▶ **Required task**
Search the records that follow and extract every line containing the string "source".

Data entries
┌────────

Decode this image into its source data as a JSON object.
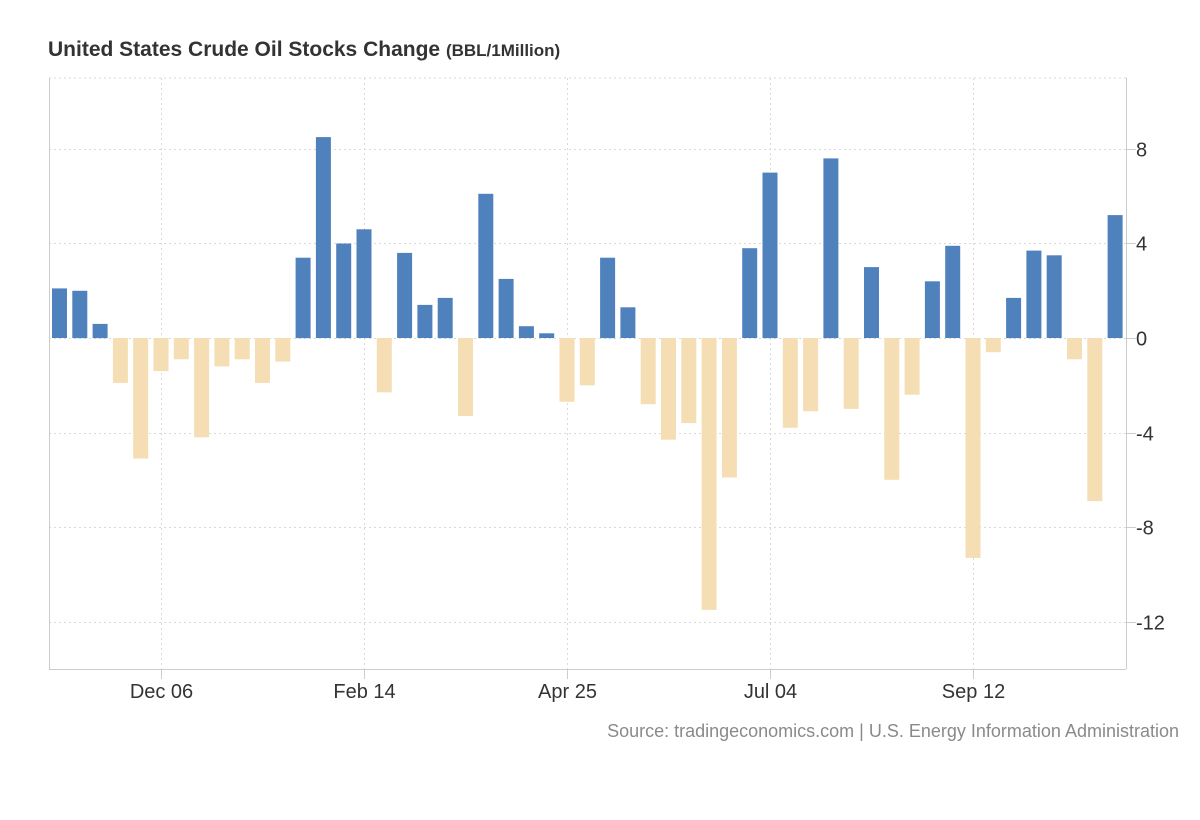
{
  "chart_data": {
    "type": "bar",
    "title": "United States Crude Oil Stocks Change",
    "unit": "(BBL/1Million)",
    "source": "Source: tradingeconomics.com | U.S. Energy Information Administration",
    "xlabel": "",
    "ylabel": "",
    "ylim": [
      -14,
      11
    ],
    "yticks": [
      -12,
      -8,
      -4,
      0,
      4,
      8
    ],
    "grid": true,
    "y_axis_position": "right",
    "x_tick_labels": [
      {
        "label": "Dec 06",
        "index": 5
      },
      {
        "label": "Feb 14",
        "index": 15
      },
      {
        "label": "Apr 25",
        "index": 25
      },
      {
        "label": "Jul 04",
        "index": 35
      },
      {
        "label": "Sep 12",
        "index": 45
      }
    ],
    "positive_color": "#4f81bd",
    "negative_color": "#f5deb3",
    "values": [
      2.1,
      2.0,
      0.6,
      -1.9,
      -5.1,
      -1.4,
      -0.9,
      -4.2,
      -1.2,
      -0.9,
      -1.9,
      -1.0,
      3.4,
      8.5,
      4.0,
      4.6,
      -2.3,
      3.6,
      1.4,
      1.7,
      -3.3,
      6.1,
      2.5,
      0.5,
      0.2,
      -2.7,
      -2.0,
      3.4,
      1.3,
      -2.8,
      -4.3,
      -3.6,
      -11.5,
      -5.9,
      3.8,
      7.0,
      -3.8,
      -3.1,
      7.6,
      -3.0,
      3.0,
      -6.0,
      -2.4,
      2.4,
      3.9,
      -9.3,
      -0.6,
      1.7,
      3.7,
      3.5,
      -0.9,
      -6.9,
      5.2
    ]
  }
}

└────────

▶ **Correct output**
Decode this image into its source data as a JSON object.
    "source": "Source: tradingeconomics.com | U.S. Energy Information Administration",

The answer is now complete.